┏━━
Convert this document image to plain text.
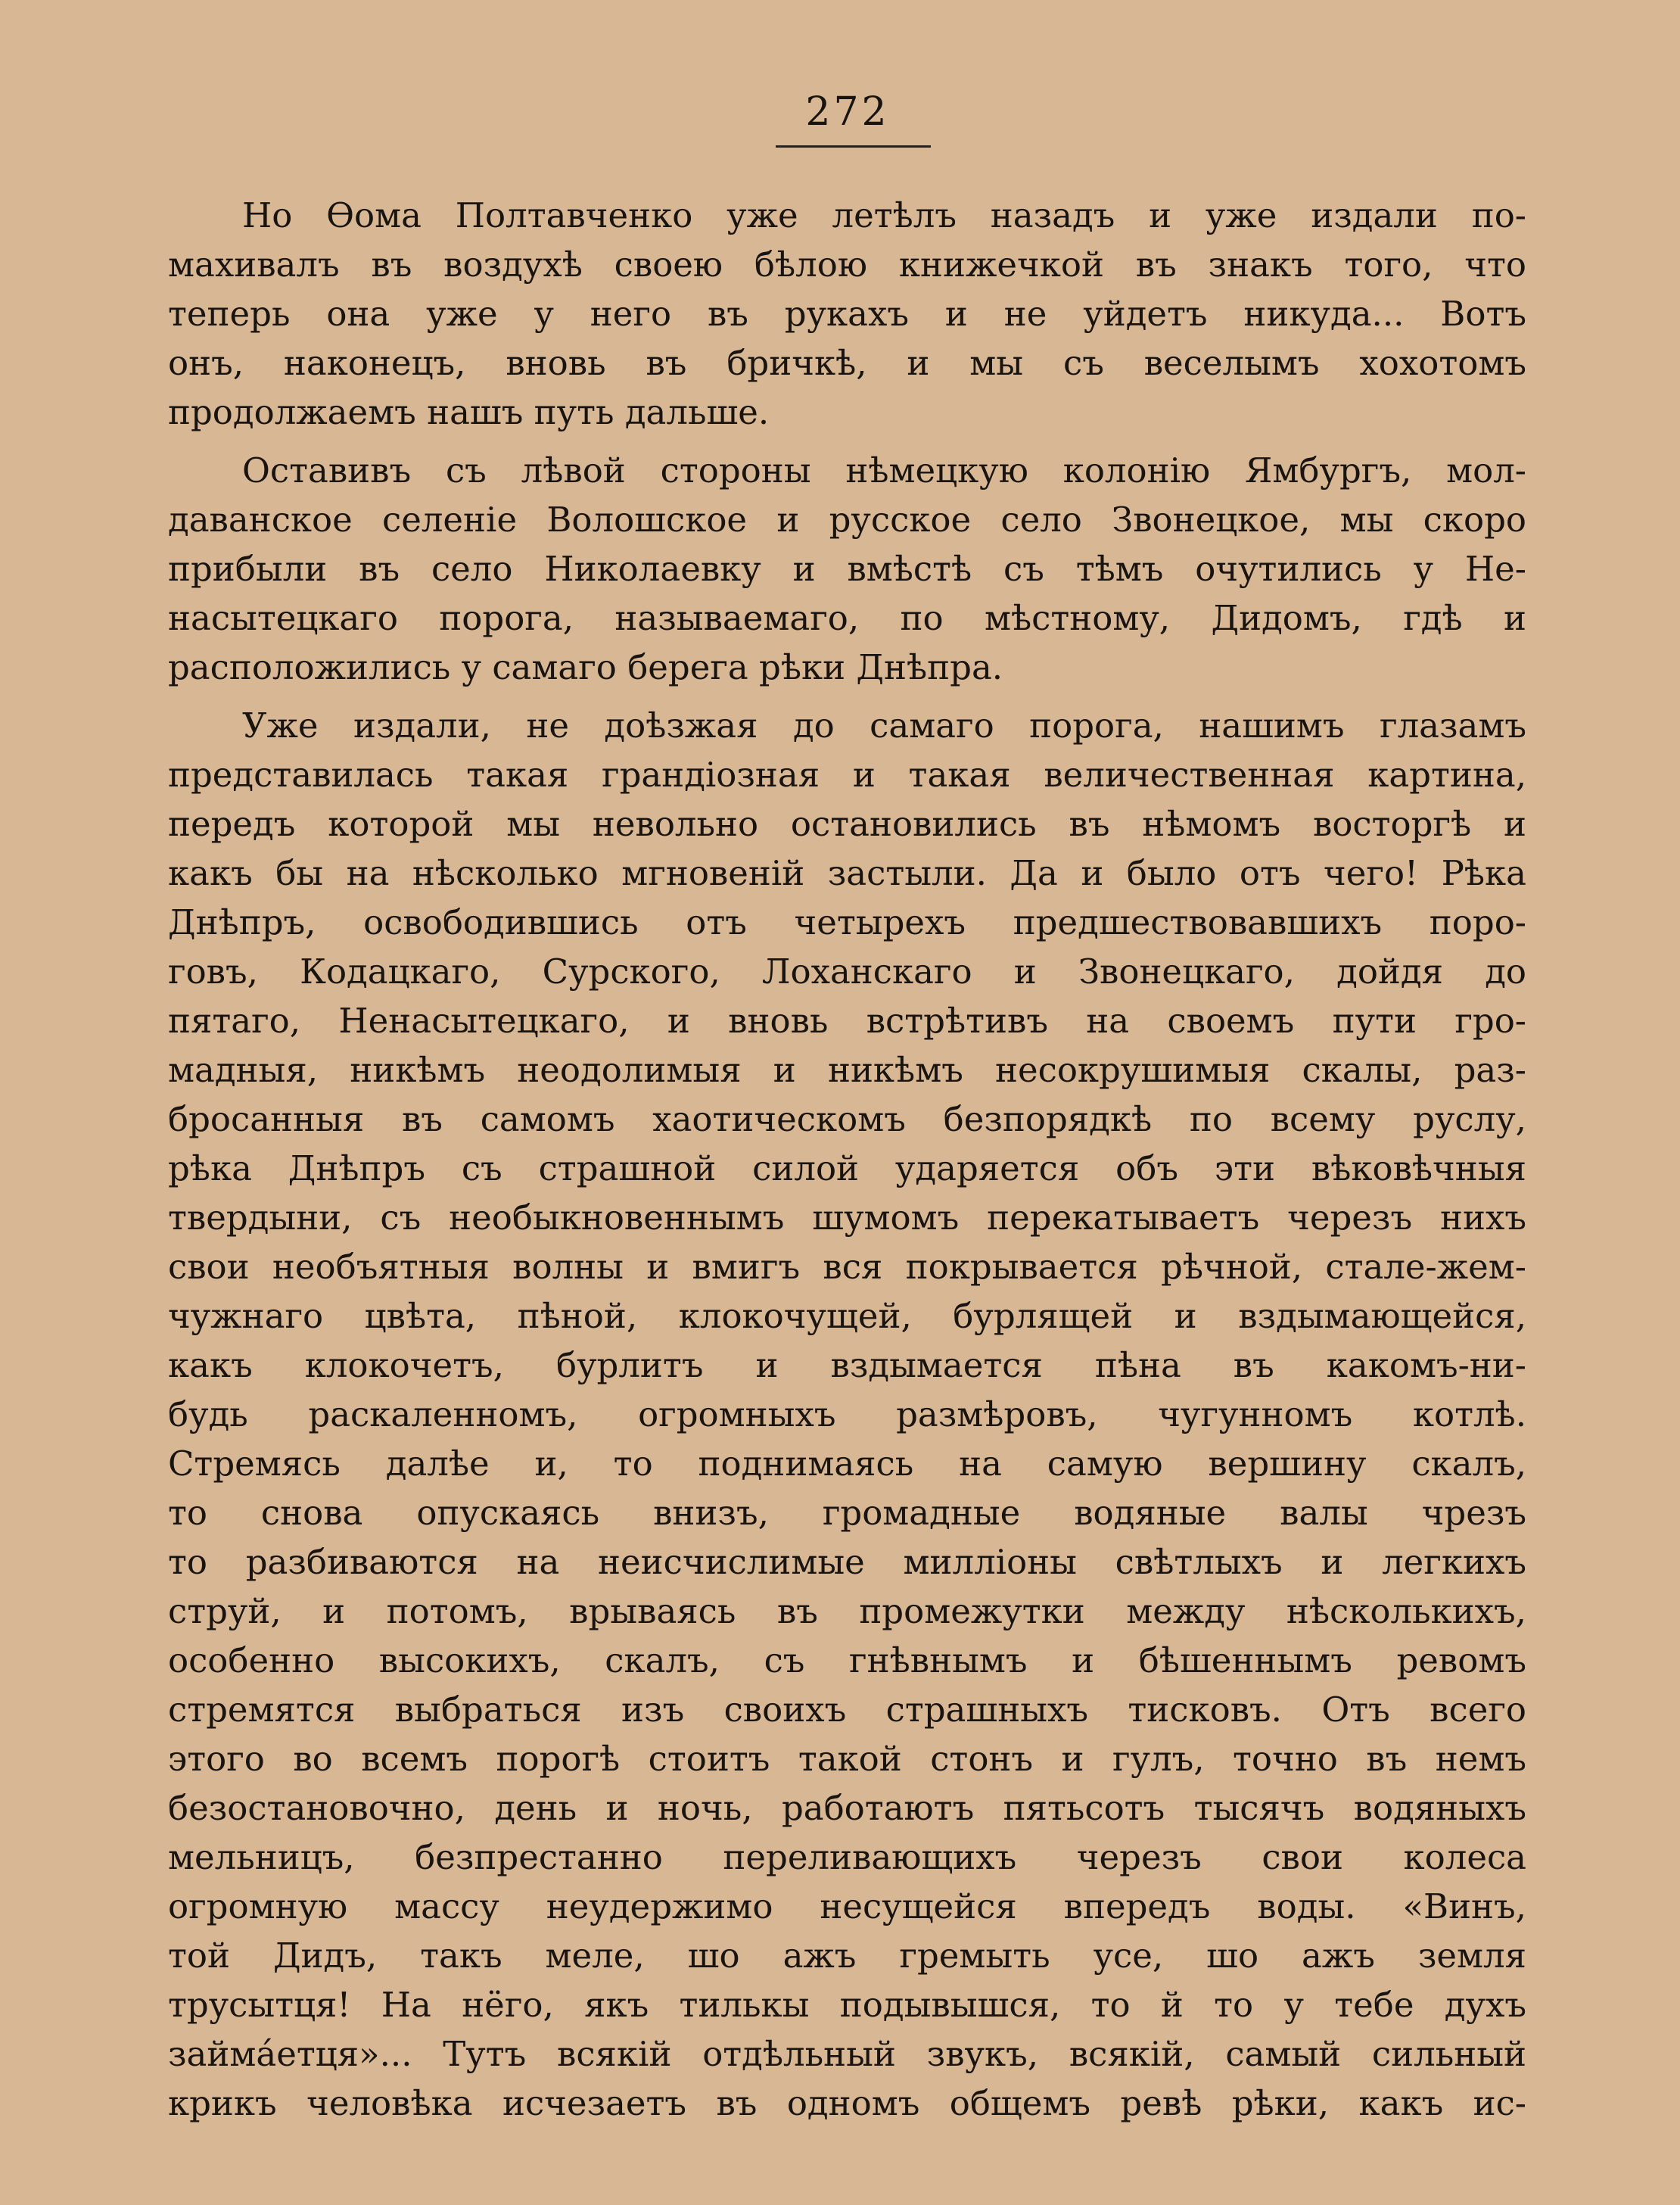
272
Но Өома Полтавченко уже летѣлъ назадъ и уже издали по-
махивалъ въ воздухѣ своею бѣлою книжечкой въ знакъ того, что
теперь она уже у него въ рукахъ и не уйдетъ никуда... Вотъ
онъ, наконецъ, вновь въ бричкѣ, и мы съ веселымъ хохотомъ
продолжаемъ нашъ путь дальше.
Оставивъ съ лѣвой стороны нѣмецкую колонію Ямбургъ, мол-
даванское селеніе Волошское и русское село Звонецкое, мы скоро
прибыли въ село Николаевку и вмѣстѣ съ тѣмъ очутились у Не-
насытецкаго порога, называемаго, по мѣстному, Дидомъ, гдѣ и
расположились у самаго берега рѣки Днѣпра.
Уже издали, не доѣзжая до самаго порога, нашимъ глазамъ
представилась такая грандіозная и такая величественная картина,
передъ которой мы невольно остановились въ нѣмомъ восторгѣ и
какъ бы на нѣсколько мгновеній застыли. Да и было отъ чего! Рѣка
Днѣпръ, освободившись отъ четырехъ предшествовавшихъ поро-
говъ, Кодацкаго, Сурского, Лоханскаго и Звонецкаго, дойдя до
пятаго, Ненасытецкаго, и вновь встрѣтивъ на своемъ пути гро-
мадныя, никѣмъ неодолимыя и никѣмъ несокрушимыя скалы, раз-
бросанныя въ самомъ хаотическомъ безпорядкѣ по всему руслу,
рѣка Днѣпръ съ страшной силой ударяется объ эти вѣковѣчныя
твердыни, съ необыкновеннымъ шумомъ перекатываетъ черезъ нихъ
свои необъятныя волны и вмигъ вся покрывается рѣчной, стале-жем-
чужнаго цвѣта, пѣной, клокочущей, бурлящей и вздымающейся,
какъ клокочетъ, бурлитъ и вздымается пѣна въ какомъ-ни-
будь раскаленномъ, огромныхъ размѣровъ, чугунномъ котлѣ.
Стремясь далѣе и, то поднимаясь на самую вершину скалъ,
то снова опускаясь внизъ, громадные водяные валы чрезъ
то разбиваются на неисчислимые милліоны свѣтлыхъ и легкихъ
струй, и потомъ, врываясь въ промежутки между нѣсколькихъ,
особенно высокихъ, скалъ, съ гнѣвнымъ и бѣшеннымъ ревомъ
стремятся выбраться изъ своихъ страшныхъ тисковъ. Отъ всего
этого во всемъ порогѣ стоитъ такой стонъ и гулъ, точно въ немъ
безостановочно, день и ночь, работаютъ пятьсотъ тысячъ водяныхъ
мельницъ, безпрестанно переливающихъ черезъ свои колеса
огромную массу неудержимо несущейся впередъ воды. «Винъ,
той Дидъ, такъ меле, шо ажъ гремыть усе, шо ажъ земля
трусытця! На нёго, якъ тилькы подывышся, то й то у тебе духъ
займáетця»... Тутъ всякій отдѣльный звукъ, всякій, самый сильный
крикъ человѣка исчезаетъ въ одномъ общемъ ревѣ рѣки, какъ ис-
┗━━
Omit each picture, then return all of the listing exactly as it stands.

Convert this document image to plain text.
272
Но Өома Полтавченко уже летѣлъ назадъ и уже издали по-
махивалъ въ воздухѣ своею бѣлою книжечкой въ знакъ того, что
теперь она уже у него въ рукахъ и не уйдетъ никуда... Вотъ
онъ, наконецъ, вновь въ бричкѣ, и мы съ веселымъ хохотомъ
продолжаемъ нашъ путь дальше.
Оставивъ съ лѣвой стороны нѣмецкую колонію Ямбургъ, мол-
даванское селеніе Волошское и русское село Звонецкое, мы скоро
прибыли въ село Николаевку и вмѣстѣ съ тѣмъ очутились у Не-
насытецкаго порога, называемаго, по мѣстному, Дидомъ, гдѣ и
расположились у самаго берега рѣки Днѣпра.
Уже издали, не доѣзжая до самаго порога, нашимъ глазамъ
представилась такая грандіозная и такая величественная картина,
передъ которой мы невольно остановились въ нѣмомъ восторгѣ и
какъ бы на нѣсколько мгновеній застыли. Да и было отъ чего! Рѣка
Днѣпръ, освободившись отъ четырехъ предшествовавшихъ поро-
говъ, Кодацкаго, Сурского, Лоханскаго и Звонецкаго, дойдя до
пятаго, Ненасытецкаго, и вновь встрѣтивъ на своемъ пути гро-
мадныя, никѣмъ неодолимыя и никѣмъ несокрушимыя скалы, раз-
бросанныя въ самомъ хаотическомъ безпорядкѣ по всему руслу,
рѣка Днѣпръ съ страшной силой ударяется объ эти вѣковѣчныя
твердыни, съ необыкновеннымъ шумомъ перекатываетъ черезъ нихъ
свои необъятныя волны и вмигъ вся покрывается рѣчной, стале-жем-
чужнаго цвѣта, пѣной, клокочущей, бурлящей и вздымающейся,
какъ клокочетъ, бурлитъ и вздымается пѣна въ какомъ-ни-
будь раскаленномъ, огромныхъ размѣровъ, чугунномъ котлѣ.
Стремясь далѣе и, то поднимаясь на самую вершину скалъ,
то снова опускаясь внизъ, громадные водяные валы чрезъ
то разбиваются на неисчислимые милліоны свѣтлыхъ и легкихъ
струй, и потомъ, врываясь въ промежутки между нѣсколькихъ,
особенно высокихъ, скалъ, съ гнѣвнымъ и бѣшеннымъ ревомъ
стремятся выбраться изъ своихъ страшныхъ тисковъ. Отъ всего
этого во всемъ порогѣ стоитъ такой стонъ и гулъ, точно въ немъ
безостановочно, день и ночь, работаютъ пятьсотъ тысячъ водяныхъ
мельницъ, безпрестанно переливающихъ черезъ свои колеса
огромную массу неудержимо несущейся впередъ воды. «Винъ,
той Дидъ, такъ меле, шо ажъ гремыть усе, шо ажъ земля
трусытця! На нёго, якъ тилькы подывышся, то й то у тебе духъ
займáетця»... Тутъ всякій отдѣльный звукъ, всякій, самый сильный
крикъ человѣка исчезаетъ въ одномъ общемъ ревѣ рѣки, какъ ис-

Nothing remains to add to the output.